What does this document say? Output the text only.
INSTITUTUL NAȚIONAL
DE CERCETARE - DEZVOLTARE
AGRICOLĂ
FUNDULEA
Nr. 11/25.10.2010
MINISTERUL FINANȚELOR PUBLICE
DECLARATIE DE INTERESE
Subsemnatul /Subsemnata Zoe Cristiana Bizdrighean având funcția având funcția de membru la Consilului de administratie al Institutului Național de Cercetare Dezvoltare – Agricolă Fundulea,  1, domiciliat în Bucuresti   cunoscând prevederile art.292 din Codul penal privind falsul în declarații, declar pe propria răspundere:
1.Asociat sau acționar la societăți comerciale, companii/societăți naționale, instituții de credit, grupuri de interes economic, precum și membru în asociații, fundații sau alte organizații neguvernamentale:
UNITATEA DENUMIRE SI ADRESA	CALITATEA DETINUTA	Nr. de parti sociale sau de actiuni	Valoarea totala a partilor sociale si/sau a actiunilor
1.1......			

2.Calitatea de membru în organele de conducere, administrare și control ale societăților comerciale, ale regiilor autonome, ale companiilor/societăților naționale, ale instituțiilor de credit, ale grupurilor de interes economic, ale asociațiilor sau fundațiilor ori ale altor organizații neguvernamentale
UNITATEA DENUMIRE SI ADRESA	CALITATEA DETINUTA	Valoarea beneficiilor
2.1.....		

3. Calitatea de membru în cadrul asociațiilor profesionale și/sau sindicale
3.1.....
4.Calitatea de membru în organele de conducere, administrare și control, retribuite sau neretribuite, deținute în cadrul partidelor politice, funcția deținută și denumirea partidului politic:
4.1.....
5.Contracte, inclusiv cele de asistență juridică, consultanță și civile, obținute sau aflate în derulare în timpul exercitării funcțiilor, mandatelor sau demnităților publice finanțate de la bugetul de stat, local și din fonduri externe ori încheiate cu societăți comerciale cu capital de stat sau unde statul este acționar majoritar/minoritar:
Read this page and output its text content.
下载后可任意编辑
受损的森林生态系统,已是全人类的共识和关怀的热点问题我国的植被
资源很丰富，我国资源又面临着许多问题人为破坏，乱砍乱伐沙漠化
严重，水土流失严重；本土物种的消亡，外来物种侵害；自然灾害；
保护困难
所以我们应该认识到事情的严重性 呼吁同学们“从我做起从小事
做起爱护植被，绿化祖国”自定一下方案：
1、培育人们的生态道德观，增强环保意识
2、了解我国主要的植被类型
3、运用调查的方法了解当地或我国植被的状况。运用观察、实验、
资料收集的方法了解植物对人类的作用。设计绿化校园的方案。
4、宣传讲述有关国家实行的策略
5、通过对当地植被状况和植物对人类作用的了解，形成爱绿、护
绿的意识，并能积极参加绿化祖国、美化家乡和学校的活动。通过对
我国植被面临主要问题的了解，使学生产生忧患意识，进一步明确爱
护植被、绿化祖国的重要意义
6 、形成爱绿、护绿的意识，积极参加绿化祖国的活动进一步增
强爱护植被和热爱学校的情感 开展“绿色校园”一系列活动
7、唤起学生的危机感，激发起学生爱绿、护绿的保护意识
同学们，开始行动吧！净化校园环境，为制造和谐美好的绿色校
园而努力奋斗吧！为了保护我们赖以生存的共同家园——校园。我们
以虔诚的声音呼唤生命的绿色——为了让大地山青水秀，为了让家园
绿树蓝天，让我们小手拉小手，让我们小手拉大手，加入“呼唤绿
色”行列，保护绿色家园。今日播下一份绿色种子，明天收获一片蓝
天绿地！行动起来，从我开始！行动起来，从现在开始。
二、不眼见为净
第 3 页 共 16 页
· · · ·
• WHAT IS EXPECTED:
Each line of the listing should be echoed back exactly.

• CORRECT RESPONSE:
What does this document say? Output the text only.
INSTITUTUL NAȚIONAL
DE CERCETARE - DEZVOLTARE
AGRICOLĂ
FUNDULEA
Nr. 11/25.10.2010
MINISTERUL FINANȚELOR PUBLICE
DECLARATIE DE INTERESE
Subsemnatul /Subsemnata Zoe Cristiana Bizdrighean având funcția având funcția de membru la Consilului de administratie al Institutului Național de Cercetare Dezvoltare – Agricolă Fundulea,  1, domiciliat în Bucuresti   cunoscând prevederile art.292 din Codul penal privind falsul în declarații, declar pe propria răspundere:
1.Asociat sau acționar la societăți comerciale, companii/societăți naționale, instituții de credit, grupuri de interes economic, precum și membru în asociații, fundații sau alte organizații neguvernamentale:
UNITATEA DENUMIRE SI ADRESA	CALITATEA DETINUTA	Nr. de parti sociale sau de actiuni	Valoarea totala a partilor sociale si/sau a actiunilor
1.1......			

2.Calitatea de membru în organele de conducere, administrare și control ale societăților comerciale, ale regiilor autonome, ale companiilor/societăților naționale, ale instituțiilor de credit, ale grupurilor de interes economic, ale asociațiilor sau fundațiilor ori ale altor organizații neguvernamentale
UNITATEA DENUMIRE SI ADRESA	CALITATEA DETINUTA	Valoarea beneficiilor
2.1.....		

3. Calitatea de membru în cadrul asociațiilor profesionale și/sau sindicale
3.1.....
4.Calitatea de membru în organele de conducere, administrare și control, retribuite sau neretribuite, deținute în cadrul partidelor politice, funcția deținută și denumirea partidului politic:
4.1.....
5.Contracte, inclusiv cele de asistență juridică, consultanță și civile, obținute sau aflate în derulare în timpul exercitării funcțiilor, mandatelor sau demnităților publice finanțate de la bugetul de stat, local și din fonduri externe ori încheiate cu societăți comerciale cu capital de stat sau unde statul este acționar majoritar/minoritar:
Read this page and output its text content.
下载后可任意编辑
受损的森林生态系统,已是全人类的共识和关怀的热点问题我国的植被
资源很丰富，我国资源又面临着许多问题人为破坏，乱砍乱伐沙漠化
严重，水土流失严重；本土物种的消亡，外来物种侵害；自然灾害；
保护困难
所以我们应该认识到事情的严重性 呼吁同学们“从我做起从小事
做起爱护植被，绿化祖国”自定一下方案：
1、培育人们的生态道德观，增强环保意识
2、了解我国主要的植被类型
3、运用调查的方法了解当地或我国植被的状况。运用观察、实验、
资料收集的方法了解植物对人类的作用。设计绿化校园的方案。
4、宣传讲述有关国家实行的策略
5、通过对当地植被状况和植物对人类作用的了解，形成爱绿、护
绿的意识，并能积极参加绿化祖国、美化家乡和学校的活动。通过对
我国植被面临主要问题的了解，使学生产生忧患意识，进一步明确爱
护植被、绿化祖国的重要意义
6 、形成爱绿、护绿的意识，积极参加绿化祖国的活动进一步增
强爱护植被和热爱学校的情感 开展“绿色校园”一系列活动
7、唤起学生的危机感，激发起学生爱绿、护绿的保护意识
同学们，开始行动吧！净化校园环境，为制造和谐美好的绿色校
园而努力奋斗吧！为了保护我们赖以生存的共同家园——校园。我们
以虔诚的声音呼唤生命的绿色——为了让大地山青水秀，为了让家园
绿树蓝天，让我们小手拉小手，让我们小手拉大手，加入“呼唤绿
色”行列，保护绿色家园。今日播下一份绿色种子，明天收获一片蓝
天绿地！行动起来，从我开始！行动起来，从现在开始。
二、不眼见为净
第 3 页 共 16 页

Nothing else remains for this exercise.